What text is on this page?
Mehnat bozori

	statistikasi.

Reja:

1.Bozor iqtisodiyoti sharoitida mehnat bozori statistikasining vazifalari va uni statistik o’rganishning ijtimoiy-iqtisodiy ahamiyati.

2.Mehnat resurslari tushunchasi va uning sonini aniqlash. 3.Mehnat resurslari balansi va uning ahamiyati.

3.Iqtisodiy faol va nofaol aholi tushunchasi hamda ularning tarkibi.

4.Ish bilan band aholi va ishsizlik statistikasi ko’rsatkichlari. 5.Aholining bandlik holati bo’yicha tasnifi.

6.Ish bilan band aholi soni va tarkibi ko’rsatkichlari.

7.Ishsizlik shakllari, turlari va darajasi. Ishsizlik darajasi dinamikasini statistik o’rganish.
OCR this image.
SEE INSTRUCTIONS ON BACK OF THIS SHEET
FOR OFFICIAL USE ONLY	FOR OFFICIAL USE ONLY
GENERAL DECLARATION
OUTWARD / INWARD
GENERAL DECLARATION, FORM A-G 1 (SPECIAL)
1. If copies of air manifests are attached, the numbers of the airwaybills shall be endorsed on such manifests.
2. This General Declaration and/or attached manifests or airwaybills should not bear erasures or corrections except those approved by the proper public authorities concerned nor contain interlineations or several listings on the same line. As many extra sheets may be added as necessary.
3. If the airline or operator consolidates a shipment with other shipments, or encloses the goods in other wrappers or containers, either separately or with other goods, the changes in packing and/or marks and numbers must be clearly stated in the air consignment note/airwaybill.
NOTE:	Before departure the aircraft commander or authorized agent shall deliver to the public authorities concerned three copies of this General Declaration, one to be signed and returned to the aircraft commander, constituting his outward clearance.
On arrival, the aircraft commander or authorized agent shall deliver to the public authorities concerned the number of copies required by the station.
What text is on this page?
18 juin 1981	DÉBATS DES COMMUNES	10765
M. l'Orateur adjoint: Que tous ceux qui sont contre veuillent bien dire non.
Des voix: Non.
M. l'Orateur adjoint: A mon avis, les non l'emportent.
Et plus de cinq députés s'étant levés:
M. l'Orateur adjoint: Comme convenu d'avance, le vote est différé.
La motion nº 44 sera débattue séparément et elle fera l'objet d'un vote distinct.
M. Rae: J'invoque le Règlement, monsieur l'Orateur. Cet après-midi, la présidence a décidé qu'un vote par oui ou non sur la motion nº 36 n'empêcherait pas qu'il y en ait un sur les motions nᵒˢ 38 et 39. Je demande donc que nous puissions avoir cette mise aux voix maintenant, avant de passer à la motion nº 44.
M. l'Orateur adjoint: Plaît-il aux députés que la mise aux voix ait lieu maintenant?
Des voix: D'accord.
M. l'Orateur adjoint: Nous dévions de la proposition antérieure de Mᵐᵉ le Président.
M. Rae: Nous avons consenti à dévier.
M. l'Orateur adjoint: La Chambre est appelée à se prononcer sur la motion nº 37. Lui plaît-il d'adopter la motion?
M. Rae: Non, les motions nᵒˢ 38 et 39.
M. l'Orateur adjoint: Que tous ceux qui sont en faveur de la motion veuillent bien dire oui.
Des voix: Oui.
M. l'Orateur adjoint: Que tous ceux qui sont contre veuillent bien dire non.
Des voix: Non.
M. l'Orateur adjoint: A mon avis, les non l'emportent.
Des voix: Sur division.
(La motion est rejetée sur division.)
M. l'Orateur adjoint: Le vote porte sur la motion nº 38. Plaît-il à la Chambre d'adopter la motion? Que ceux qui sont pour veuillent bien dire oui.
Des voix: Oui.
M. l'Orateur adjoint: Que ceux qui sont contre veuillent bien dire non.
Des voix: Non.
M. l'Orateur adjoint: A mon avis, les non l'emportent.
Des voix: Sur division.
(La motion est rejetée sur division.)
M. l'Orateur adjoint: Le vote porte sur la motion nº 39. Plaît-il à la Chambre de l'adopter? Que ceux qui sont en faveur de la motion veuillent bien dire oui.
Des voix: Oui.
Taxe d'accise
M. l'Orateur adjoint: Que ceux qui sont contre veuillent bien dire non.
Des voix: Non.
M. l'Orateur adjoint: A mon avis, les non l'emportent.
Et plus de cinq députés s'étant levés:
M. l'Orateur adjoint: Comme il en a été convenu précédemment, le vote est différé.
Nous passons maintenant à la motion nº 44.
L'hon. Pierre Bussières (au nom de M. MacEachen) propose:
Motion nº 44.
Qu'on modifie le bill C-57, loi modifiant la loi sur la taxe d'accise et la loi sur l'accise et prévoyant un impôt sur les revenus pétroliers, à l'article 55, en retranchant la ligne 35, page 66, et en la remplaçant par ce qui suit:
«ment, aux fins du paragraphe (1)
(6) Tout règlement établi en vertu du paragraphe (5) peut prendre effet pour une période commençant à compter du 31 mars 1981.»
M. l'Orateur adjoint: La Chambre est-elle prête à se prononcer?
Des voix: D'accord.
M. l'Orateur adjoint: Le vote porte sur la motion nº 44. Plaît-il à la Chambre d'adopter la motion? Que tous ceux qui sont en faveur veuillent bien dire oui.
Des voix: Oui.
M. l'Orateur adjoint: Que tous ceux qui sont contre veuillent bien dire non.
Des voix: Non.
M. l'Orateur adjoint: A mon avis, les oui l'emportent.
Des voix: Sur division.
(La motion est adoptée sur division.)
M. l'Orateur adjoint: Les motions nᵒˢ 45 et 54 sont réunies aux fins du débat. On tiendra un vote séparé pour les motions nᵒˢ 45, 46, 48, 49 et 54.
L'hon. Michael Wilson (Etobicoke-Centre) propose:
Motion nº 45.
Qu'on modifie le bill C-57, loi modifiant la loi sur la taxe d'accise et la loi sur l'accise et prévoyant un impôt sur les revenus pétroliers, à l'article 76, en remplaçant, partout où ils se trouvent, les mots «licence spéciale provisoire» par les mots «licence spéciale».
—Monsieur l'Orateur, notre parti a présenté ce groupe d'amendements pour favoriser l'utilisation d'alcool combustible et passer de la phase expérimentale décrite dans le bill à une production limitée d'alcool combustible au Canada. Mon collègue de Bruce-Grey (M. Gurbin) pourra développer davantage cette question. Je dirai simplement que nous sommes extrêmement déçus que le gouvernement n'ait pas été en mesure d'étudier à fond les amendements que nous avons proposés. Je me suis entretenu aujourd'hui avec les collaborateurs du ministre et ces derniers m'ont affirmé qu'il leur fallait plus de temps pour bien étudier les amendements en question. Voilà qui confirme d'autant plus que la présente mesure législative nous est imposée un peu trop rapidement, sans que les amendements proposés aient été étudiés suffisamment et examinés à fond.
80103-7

* * * * * * *

Identify which lines contain the word "accise" and copy each one.

Taxe d'accise
Qu'on modifie le bill C-57, loi modifiant la loi sur la taxe d'accise et la loi sur l'accise et prévoyant un impôt sur les revenus pétroliers, à l'article 55, en retranchant la ligne 35, page 66, et en la remplaçant par ce qui suit:
Qu'on modifie le bill C-57, loi modifiant la loi sur la taxe d'accise et la loi sur l'accise et prévoyant un impôt sur les revenus pétroliers, à l'article 76, en remplaçant, partout où ils se trouvent, les mots «licence spéciale provisoire» par les mots «licence spéciale».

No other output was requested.